§ **Source records**:
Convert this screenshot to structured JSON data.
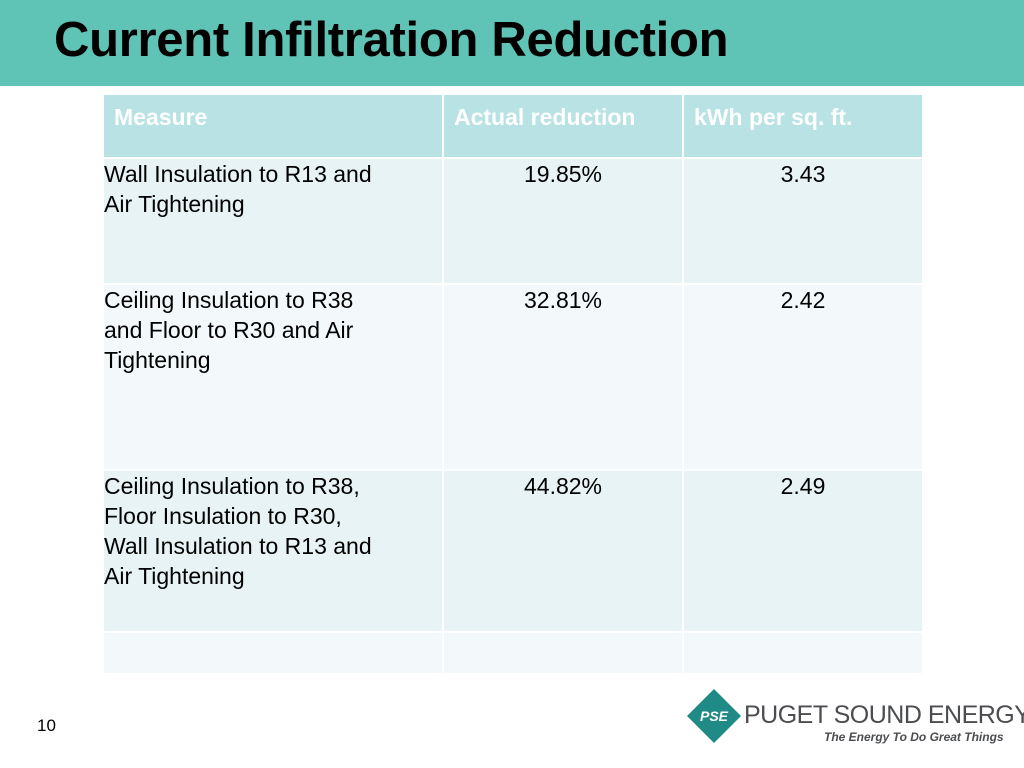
{
  "slide": {
    "title": "Current Infiltration Reduction",
    "page_number": "10"
  },
  "table": {
    "headers": [
      "Measure",
      "Actual reduction",
      "kWh per sq. ft."
    ],
    "rows": [
      {
        "measure": [
          "Wall Insulation to R13 and",
          "Air Tightening"
        ],
        "reduction": "19.85%",
        "kwh": "3.43"
      },
      {
        "measure": [
          "Ceiling Insulation to R38",
          "and Floor to R30 and Air",
          "Tightening"
        ],
        "reduction": "32.81%",
        "kwh": "2.42"
      },
      {
        "measure": [
          "Ceiling Insulation to R38,",
          "Floor Insulation to R30,",
          "Wall Insulation to R13 and",
          "Air Tightening"
        ],
        "reduction": "44.82%",
        "kwh": "2.49"
      },
      {
        "measure": [],
        "reduction": "",
        "kwh": ""
      }
    ]
  },
  "logo": {
    "mark": "PSE",
    "name": "PUGET SOUND ENERGY",
    "tagline": "The Energy To Do Great Things"
  },
  "colors": {
    "title_bar": "#5fc4b6",
    "header_row": "#b9e2e4",
    "row_dark": "#e7f3f4",
    "row_light": "#f3f9fa",
    "logo_teal": "#1f8a86"
  }
}
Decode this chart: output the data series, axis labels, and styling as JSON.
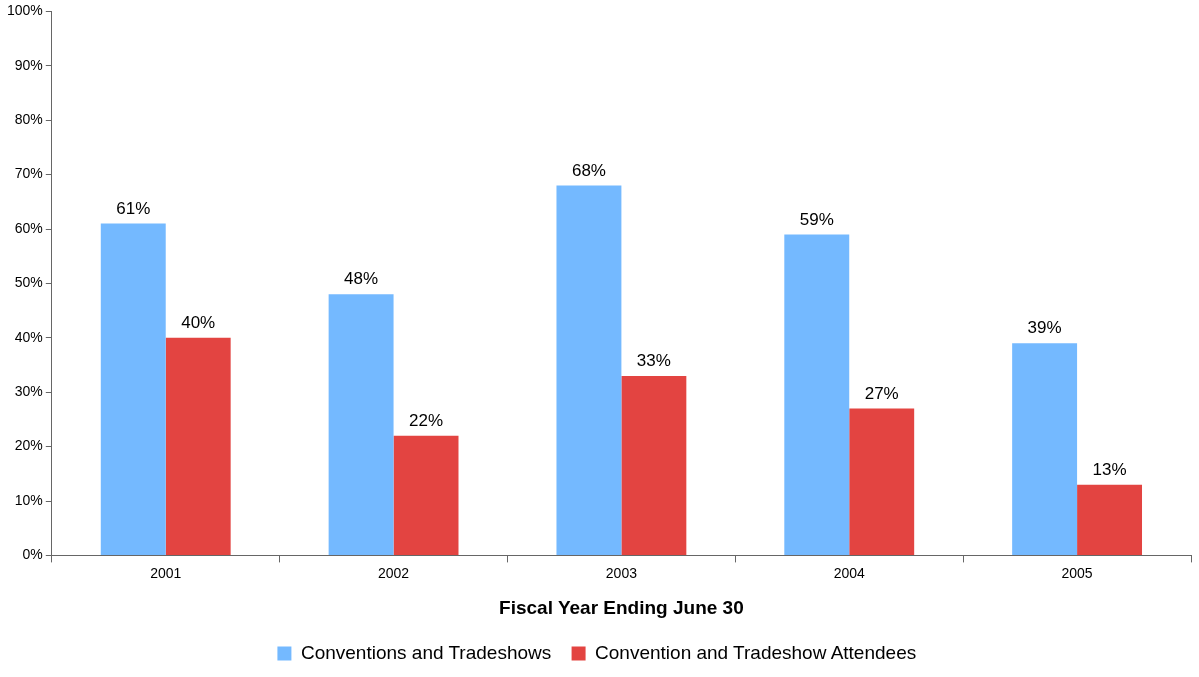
{
  "chart_data": {
    "type": "bar",
    "xlabel": "Fiscal Year Ending June 30",
    "categories": [
      "2001",
      "2002",
      "2003",
      "2004",
      "2005"
    ],
    "series": [
      {
        "name": "Conventions and Tradeshows",
        "color": "#74b9ff",
        "values": [
          61,
          48,
          68,
          59,
          39
        ],
        "value_labels": [
          "61%",
          "48%",
          "68%",
          "59%",
          "39%"
        ]
      },
      {
        "name": "Convention and Tradeshow Attendees",
        "color": "#e34441",
        "values": [
          40,
          22,
          33,
          27,
          13
        ],
        "value_labels": [
          "40%",
          "22%",
          "33%",
          "27%",
          "13%"
        ]
      }
    ],
    "ylim": [
      0,
      100
    ],
    "yticks": [
      {
        "value": 0,
        "label": "0%"
      },
      {
        "value": 10,
        "label": "10%"
      },
      {
        "value": 20,
        "label": "20%"
      },
      {
        "value": 30,
        "label": "30%"
      },
      {
        "value": 40,
        "label": "40%"
      },
      {
        "value": 50,
        "label": "50%"
      },
      {
        "value": 60,
        "label": "60%"
      },
      {
        "value": 70,
        "label": "70%"
      },
      {
        "value": 80,
        "label": "80%"
      },
      {
        "value": 90,
        "label": "90%"
      },
      {
        "value": 100,
        "label": "100%"
      }
    ],
    "grid": false,
    "legend": "bottom"
  }
}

§ **Set problem**:
An exact transcription of all the entries is required, without the pictures.

§ **Response**:
Convert this screenshot to structured JSON data.
{
  "slide": {
    "title": "Current Infiltration Reduction",
    "page_number": "10"
  },
  "table": {
    "headers": [
      "Measure",
      "Actual reduction",
      "kWh per sq. ft."
    ],
    "rows": [
      {
        "measure": [
          "Wall Insulation to R13 and",
          "Air Tightening"
        ],
        "reduction": "19.85%",
        "kwh": "3.43"
      },
      {
        "measure": [
          "Ceiling Insulation to R38",
          "and Floor to R30 and Air",
          "Tightening"
        ],
        "reduction": "32.81%",
        "kwh": "2.42"
      },
      {
        "measure": [
          "Ceiling Insulation to R38,",
          "Floor Insulation to R30,",
          "Wall Insulation to R13 and",
          "Air Tightening"
        ],
        "reduction": "44.82%",
        "kwh": "2.49"
      },
      {
        "measure": [],
        "reduction": "",
        "kwh": ""
      }
    ]
  },
  "logo": {
    "mark": "PSE",
    "name": "PUGET SOUND ENERGY",
    "tagline": "The Energy To Do Great Things"
  },
  "colors": {
    "title_bar": "#5fc4b6",
    "header_row": "#b9e2e4",
    "row_dark": "#e7f3f4",
    "row_light": "#f3f9fa",
    "logo_teal": "#1f8a86"
  }
}
Decode this chart: output the data series, axis labels, and styling as JSON.
{
  "chart_data": {
    "type": "bar",
    "xlabel": "Fiscal Year Ending June 30",
    "categories": [
      "2001",
      "2002",
      "2003",
      "2004",
      "2005"
    ],
    "series": [
      {
        "name": "Conventions and Tradeshows",
        "color": "#74b9ff",
        "values": [
          61,
          48,
          68,
          59,
          39
        ],
        "value_labels": [
          "61%",
          "48%",
          "68%",
          "59%",
          "39%"
        ]
      },
      {
        "name": "Convention and Tradeshow Attendees",
        "color": "#e34441",
        "values": [
          40,
          22,
          33,
          27,
          13
        ],
        "value_labels": [
          "40%",
          "22%",
          "33%",
          "27%",
          "13%"
        ]
      }
    ],
    "ylim": [
      0,
      100
    ],
    "yticks": [
      {
        "value": 0,
        "label": "0%"
      },
      {
        "value": 10,
        "label": "10%"
      },
      {
        "value": 20,
        "label": "20%"
      },
      {
        "value": 30,
        "label": "30%"
      },
      {
        "value": 40,
        "label": "40%"
      },
      {
        "value": 50,
        "label": "50%"
      },
      {
        "value": 60,
        "label": "60%"
      },
      {
        "value": 70,
        "label": "70%"
      },
      {
        "value": 80,
        "label": "80%"
      },
      {
        "value": 90,
        "label": "90%"
      },
      {
        "value": 100,
        "label": "100%"
      }
    ],
    "grid": false,
    "legend": "bottom"
  }
}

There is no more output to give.